» REQUIRED WORK:
Retype all entries exactly, skipping pictures.
════
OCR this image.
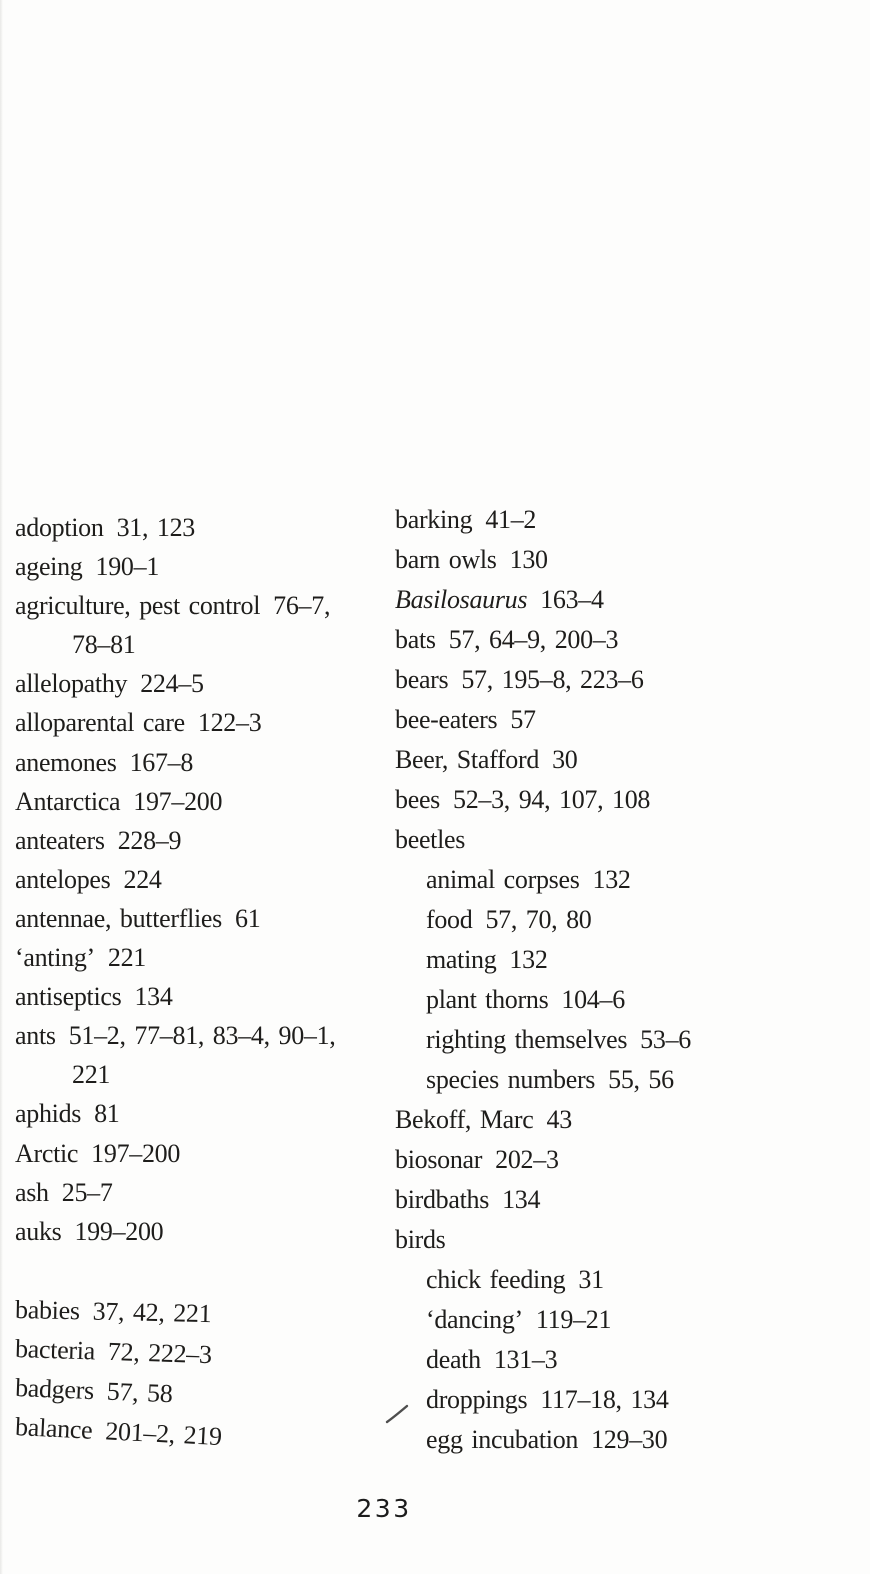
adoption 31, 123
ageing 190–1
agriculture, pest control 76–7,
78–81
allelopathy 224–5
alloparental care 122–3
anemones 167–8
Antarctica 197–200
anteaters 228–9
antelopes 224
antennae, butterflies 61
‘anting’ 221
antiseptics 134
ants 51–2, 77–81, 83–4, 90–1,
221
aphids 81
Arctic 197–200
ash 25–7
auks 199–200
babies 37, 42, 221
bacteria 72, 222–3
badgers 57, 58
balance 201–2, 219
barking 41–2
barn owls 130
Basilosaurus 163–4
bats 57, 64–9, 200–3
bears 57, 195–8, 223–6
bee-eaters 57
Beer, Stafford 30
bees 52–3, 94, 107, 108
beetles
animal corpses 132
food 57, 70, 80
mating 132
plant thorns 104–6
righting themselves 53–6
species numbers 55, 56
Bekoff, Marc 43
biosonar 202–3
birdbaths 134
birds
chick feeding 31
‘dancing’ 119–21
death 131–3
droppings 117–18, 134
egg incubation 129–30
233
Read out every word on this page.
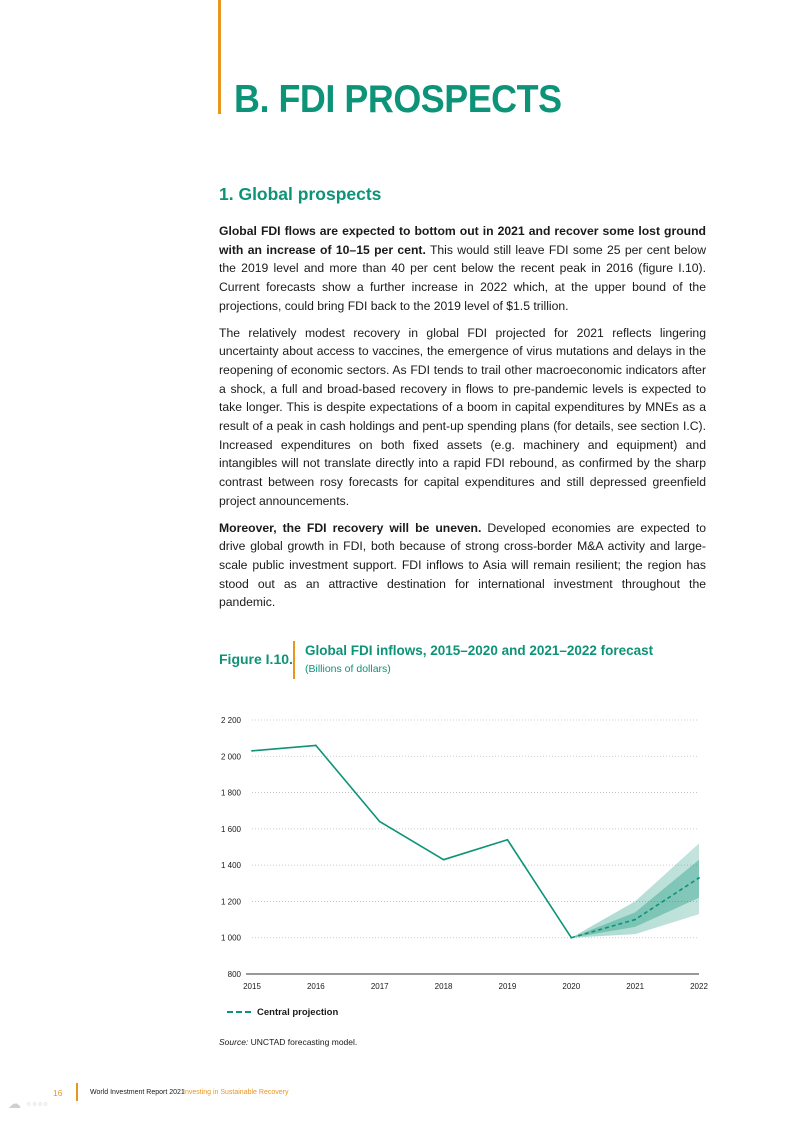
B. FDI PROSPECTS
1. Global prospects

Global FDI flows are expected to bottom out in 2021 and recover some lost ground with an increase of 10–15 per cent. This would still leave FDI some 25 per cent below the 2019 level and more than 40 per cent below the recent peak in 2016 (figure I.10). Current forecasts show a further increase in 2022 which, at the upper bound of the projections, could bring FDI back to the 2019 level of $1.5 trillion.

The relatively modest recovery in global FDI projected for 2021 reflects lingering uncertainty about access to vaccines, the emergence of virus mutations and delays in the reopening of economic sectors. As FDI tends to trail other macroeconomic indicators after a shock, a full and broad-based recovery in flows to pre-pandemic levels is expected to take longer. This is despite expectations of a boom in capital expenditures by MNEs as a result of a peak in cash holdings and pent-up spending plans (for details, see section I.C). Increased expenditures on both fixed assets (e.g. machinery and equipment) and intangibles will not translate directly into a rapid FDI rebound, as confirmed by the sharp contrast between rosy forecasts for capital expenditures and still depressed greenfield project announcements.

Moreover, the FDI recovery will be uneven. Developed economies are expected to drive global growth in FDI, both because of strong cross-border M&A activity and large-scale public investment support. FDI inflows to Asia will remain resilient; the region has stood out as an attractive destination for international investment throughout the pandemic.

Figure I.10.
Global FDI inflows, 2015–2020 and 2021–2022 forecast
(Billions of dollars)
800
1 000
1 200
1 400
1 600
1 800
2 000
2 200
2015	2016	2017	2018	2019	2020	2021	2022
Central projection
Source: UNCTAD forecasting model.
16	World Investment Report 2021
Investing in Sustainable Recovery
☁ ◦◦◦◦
════
» TASK SOLUTION:
OCR this image.
adoption 31, 123
ageing 190–1
agriculture, pest control 76–7,
78–81
allelopathy 224–5
alloparental care 122–3
anemones 167–8
Antarctica 197–200
anteaters 228–9
antelopes 224
antennae, butterflies 61
‘anting’ 221
antiseptics 134
ants 51–2, 77–81, 83–4, 90–1,
221
aphids 81
Arctic 197–200
ash 25–7
auks 199–200
babies 37, 42, 221
bacteria 72, 222–3
badgers 57, 58
balance 201–2, 219
barking 41–2
barn owls 130
Basilosaurus 163–4
bats 57, 64–9, 200–3
bears 57, 195–8, 223–6
bee-eaters 57
Beer, Stafford 30
bees 52–3, 94, 107, 108
beetles
animal corpses 132
food 57, 70, 80
mating 132
plant thorns 104–6
righting themselves 53–6
species numbers 55, 56
Bekoff, Marc 43
biosonar 202–3
birdbaths 134
birds
chick feeding 31
‘dancing’ 119–21
death 131–3
droppings 117–18, 134
egg incubation 129–30
233
Read out every word on this page.
B. FDI PROSPECTS
1. Global prospects

Global FDI flows are expected to bottom out in 2021 and recover some lost ground with an increase of 10–15 per cent. This would still leave FDI some 25 per cent below the 2019 level and more than 40 per cent below the recent peak in 2016 (figure I.10). Current forecasts show a further increase in 2022 which, at the upper bound of the projections, could bring FDI back to the 2019 level of $1.5 trillion.

The relatively modest recovery in global FDI projected for 2021 reflects lingering uncertainty about access to vaccines, the emergence of virus mutations and delays in the reopening of economic sectors. As FDI tends to trail other macroeconomic indicators after a shock, a full and broad-based recovery in flows to pre-pandemic levels is expected to take longer. This is despite expectations of a boom in capital expenditures by MNEs as a result of a peak in cash holdings and pent-up spending plans (for details, see section I.C). Increased expenditures on both fixed assets (e.g. machinery and equipment) and intangibles will not translate directly into a rapid FDI rebound, as confirmed by the sharp contrast between rosy forecasts for capital expenditures and still depressed greenfield project announcements.

Moreover, the FDI recovery will be uneven. Developed economies are expected to drive global growth in FDI, both because of strong cross-border M&A activity and large-scale public investment support. FDI inflows to Asia will remain resilient; the region has stood out as an attractive destination for international investment throughout the pandemic.

Figure I.10.
Global FDI inflows, 2015–2020 and 2021–2022 forecast
(Billions of dollars)
800
1 000
1 200
1 400
1 600
1 800
2 000
2 200
2015	2016	2017	2018	2019	2020	2021	2022
Central projection
Source: UNCTAD forecasting model.
16	World Investment Report 2021
Investing in Sustainable Recovery
☁ ◦◦◦◦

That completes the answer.